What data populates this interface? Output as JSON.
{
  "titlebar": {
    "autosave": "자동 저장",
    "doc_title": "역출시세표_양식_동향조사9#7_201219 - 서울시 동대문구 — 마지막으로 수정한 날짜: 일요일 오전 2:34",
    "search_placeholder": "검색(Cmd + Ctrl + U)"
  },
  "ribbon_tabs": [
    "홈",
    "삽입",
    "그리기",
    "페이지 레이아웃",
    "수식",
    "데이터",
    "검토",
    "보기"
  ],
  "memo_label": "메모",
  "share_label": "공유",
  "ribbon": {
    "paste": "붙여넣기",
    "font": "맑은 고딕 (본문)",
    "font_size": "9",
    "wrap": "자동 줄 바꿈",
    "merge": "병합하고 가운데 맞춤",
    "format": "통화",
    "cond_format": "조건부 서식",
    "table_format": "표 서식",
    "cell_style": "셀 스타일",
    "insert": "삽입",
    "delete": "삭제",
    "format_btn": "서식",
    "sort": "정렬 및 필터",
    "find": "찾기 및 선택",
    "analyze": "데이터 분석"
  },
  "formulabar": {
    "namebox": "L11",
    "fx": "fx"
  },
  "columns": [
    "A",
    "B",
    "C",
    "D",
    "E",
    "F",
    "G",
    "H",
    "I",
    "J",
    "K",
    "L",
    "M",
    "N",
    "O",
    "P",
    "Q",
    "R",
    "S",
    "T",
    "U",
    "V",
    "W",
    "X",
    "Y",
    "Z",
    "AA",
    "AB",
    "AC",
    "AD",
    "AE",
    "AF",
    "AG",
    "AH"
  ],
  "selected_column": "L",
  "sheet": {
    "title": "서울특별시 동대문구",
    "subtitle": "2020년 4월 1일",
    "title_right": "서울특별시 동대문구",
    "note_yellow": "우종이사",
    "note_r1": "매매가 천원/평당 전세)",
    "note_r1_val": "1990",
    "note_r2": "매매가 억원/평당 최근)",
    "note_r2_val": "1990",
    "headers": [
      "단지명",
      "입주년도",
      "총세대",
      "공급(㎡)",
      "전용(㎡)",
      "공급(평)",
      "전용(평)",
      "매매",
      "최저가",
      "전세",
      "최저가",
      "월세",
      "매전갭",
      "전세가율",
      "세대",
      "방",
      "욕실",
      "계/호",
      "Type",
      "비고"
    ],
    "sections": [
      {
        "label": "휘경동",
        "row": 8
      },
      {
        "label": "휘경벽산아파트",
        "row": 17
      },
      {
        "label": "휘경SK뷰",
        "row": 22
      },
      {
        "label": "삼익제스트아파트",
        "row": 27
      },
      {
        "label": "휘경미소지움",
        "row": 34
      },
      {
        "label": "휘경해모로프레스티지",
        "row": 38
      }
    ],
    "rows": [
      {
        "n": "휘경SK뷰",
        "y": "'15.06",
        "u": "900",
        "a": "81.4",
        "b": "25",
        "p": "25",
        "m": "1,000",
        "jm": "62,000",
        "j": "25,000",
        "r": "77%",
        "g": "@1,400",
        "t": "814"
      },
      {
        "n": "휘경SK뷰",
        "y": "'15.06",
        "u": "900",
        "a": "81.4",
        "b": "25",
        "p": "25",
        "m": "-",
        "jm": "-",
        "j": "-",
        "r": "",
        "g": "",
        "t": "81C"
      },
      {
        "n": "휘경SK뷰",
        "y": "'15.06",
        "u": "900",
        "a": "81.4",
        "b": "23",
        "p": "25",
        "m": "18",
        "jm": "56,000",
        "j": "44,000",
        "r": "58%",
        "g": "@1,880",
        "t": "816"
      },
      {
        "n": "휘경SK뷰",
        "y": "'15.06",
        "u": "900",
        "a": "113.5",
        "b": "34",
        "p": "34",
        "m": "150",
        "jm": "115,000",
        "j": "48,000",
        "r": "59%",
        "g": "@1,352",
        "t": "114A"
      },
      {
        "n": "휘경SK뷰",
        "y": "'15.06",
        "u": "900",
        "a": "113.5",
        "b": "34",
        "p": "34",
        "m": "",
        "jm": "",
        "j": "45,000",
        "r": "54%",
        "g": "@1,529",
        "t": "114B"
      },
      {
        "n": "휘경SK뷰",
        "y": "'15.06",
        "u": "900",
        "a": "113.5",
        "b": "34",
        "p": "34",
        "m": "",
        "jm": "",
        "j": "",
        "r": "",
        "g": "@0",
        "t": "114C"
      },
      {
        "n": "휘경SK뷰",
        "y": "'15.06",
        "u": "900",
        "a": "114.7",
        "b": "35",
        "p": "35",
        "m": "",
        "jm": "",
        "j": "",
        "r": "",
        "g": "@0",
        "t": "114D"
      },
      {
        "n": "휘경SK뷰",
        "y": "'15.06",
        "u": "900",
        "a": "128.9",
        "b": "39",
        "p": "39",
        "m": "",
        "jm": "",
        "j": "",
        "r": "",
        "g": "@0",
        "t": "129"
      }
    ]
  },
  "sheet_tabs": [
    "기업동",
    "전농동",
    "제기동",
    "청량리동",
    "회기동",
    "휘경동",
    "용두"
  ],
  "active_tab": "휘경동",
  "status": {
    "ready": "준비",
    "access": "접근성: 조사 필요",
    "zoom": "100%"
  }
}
****************
WHAT IS REQUIRED: Extract the entries above verbatim.

WRITTEN ANSWER:
What data populates this interface? Output as JSON.
{
  "titlebar": {
    "autosave": "자동 저장",
    "doc_title": "역출시세표_양식_동향조사9#7_201219 - 서울시 동대문구 — 마지막으로 수정한 날짜: 일요일 오전 2:34",
    "search_placeholder": "검색(Cmd + Ctrl + U)"
  },
  "ribbon_tabs": [
    "홈",
    "삽입",
    "그리기",
    "페이지 레이아웃",
    "수식",
    "데이터",
    "검토",
    "보기"
  ],
  "memo_label": "메모",
  "share_label": "공유",
  "ribbon": {
    "paste": "붙여넣기",
    "font": "맑은 고딕 (본문)",
    "font_size": "9",
    "wrap": "자동 줄 바꿈",
    "merge": "병합하고 가운데 맞춤",
    "format": "통화",
    "cond_format": "조건부 서식",
    "table_format": "표 서식",
    "cell_style": "셀 스타일",
    "insert": "삽입",
    "delete": "삭제",
    "format_btn": "서식",
    "sort": "정렬 및 필터",
    "find": "찾기 및 선택",
    "analyze": "데이터 분석"
  },
  "formulabar": {
    "namebox": "L11",
    "fx": "fx"
  },
  "columns": [
    "A",
    "B",
    "C",
    "D",
    "E",
    "F",
    "G",
    "H",
    "I",
    "J",
    "K",
    "L",
    "M",
    "N",
    "O",
    "P",
    "Q",
    "R",
    "S",
    "T",
    "U",
    "V",
    "W",
    "X",
    "Y",
    "Z",
    "AA",
    "AB",
    "AC",
    "AD",
    "AE",
    "AF",
    "AG",
    "AH"
  ],
  "selected_column": "L",
  "sheet": {
    "title": "서울특별시 동대문구",
    "subtitle": "2020년 4월 1일",
    "title_right": "서울특별시 동대문구",
    "note_yellow": "우종이사",
    "note_r1": "매매가 천원/평당 전세)",
    "note_r1_val": "1990",
    "note_r2": "매매가 억원/평당 최근)",
    "note_r2_val": "1990",
    "headers": [
      "단지명",
      "입주년도",
      "총세대",
      "공급(㎡)",
      "전용(㎡)",
      "공급(평)",
      "전용(평)",
      "매매",
      "최저가",
      "전세",
      "최저가",
      "월세",
      "매전갭",
      "전세가율",
      "세대",
      "방",
      "욕실",
      "계/호",
      "Type",
      "비고"
    ],
    "sections": [
      {
        "label": "휘경동",
        "row": 8
      },
      {
        "label": "휘경벽산아파트",
        "row": 17
      },
      {
        "label": "휘경SK뷰",
        "row": 22
      },
      {
        "label": "삼익제스트아파트",
        "row": 27
      },
      {
        "label": "휘경미소지움",
        "row": 34
      },
      {
        "label": "휘경해모로프레스티지",
        "row": 38
      }
    ],
    "rows": [
      {
        "n": "휘경SK뷰",
        "y": "'15.06",
        "u": "900",
        "a": "81.4",
        "b": "25",
        "p": "25",
        "m": "1,000",
        "jm": "62,000",
        "j": "25,000",
        "r": "77%",
        "g": "@1,400",
        "t": "814"
      },
      {
        "n": "휘경SK뷰",
        "y": "'15.06",
        "u": "900",
        "a": "81.4",
        "b": "25",
        "p": "25",
        "m": "-",
        "jm": "-",
        "j": "-",
        "r": "",
        "g": "",
        "t": "81C"
      },
      {
        "n": "휘경SK뷰",
        "y": "'15.06",
        "u": "900",
        "a": "81.4",
        "b": "23",
        "p": "25",
        "m": "18",
        "jm": "56,000",
        "j": "44,000",
        "r": "58%",
        "g": "@1,880",
        "t": "816"
      },
      {
        "n": "휘경SK뷰",
        "y": "'15.06",
        "u": "900",
        "a": "113.5",
        "b": "34",
        "p": "34",
        "m": "150",
        "jm": "115,000",
        "j": "48,000",
        "r": "59%",
        "g": "@1,352",
        "t": "114A"
      },
      {
        "n": "휘경SK뷰",
        "y": "'15.06",
        "u": "900",
        "a": "113.5",
        "b": "34",
        "p": "34",
        "m": "",
        "jm": "",
        "j": "45,000",
        "r": "54%",
        "g": "@1,529",
        "t": "114B"
      },
      {
        "n": "휘경SK뷰",
        "y": "'15.06",
        "u": "900",
        "a": "113.5",
        "b": "34",
        "p": "34",
        "m": "",
        "jm": "",
        "j": "",
        "r": "",
        "g": "@0",
        "t": "114C"
      },
      {
        "n": "휘경SK뷰",
        "y": "'15.06",
        "u": "900",
        "a": "114.7",
        "b": "35",
        "p": "35",
        "m": "",
        "jm": "",
        "j": "",
        "r": "",
        "g": "@0",
        "t": "114D"
      },
      {
        "n": "휘경SK뷰",
        "y": "'15.06",
        "u": "900",
        "a": "128.9",
        "b": "39",
        "p": "39",
        "m": "",
        "jm": "",
        "j": "",
        "r": "",
        "g": "@0",
        "t": "129"
      }
    ]
  },
  "sheet_tabs": [
    "기업동",
    "전농동",
    "제기동",
    "청량리동",
    "회기동",
    "휘경동",
    "용두"
  ],
  "active_tab": "휘경동",
  "status": {
    "ready": "준비",
    "access": "접근성: 조사 필요",
    "zoom": "100%"
  }
}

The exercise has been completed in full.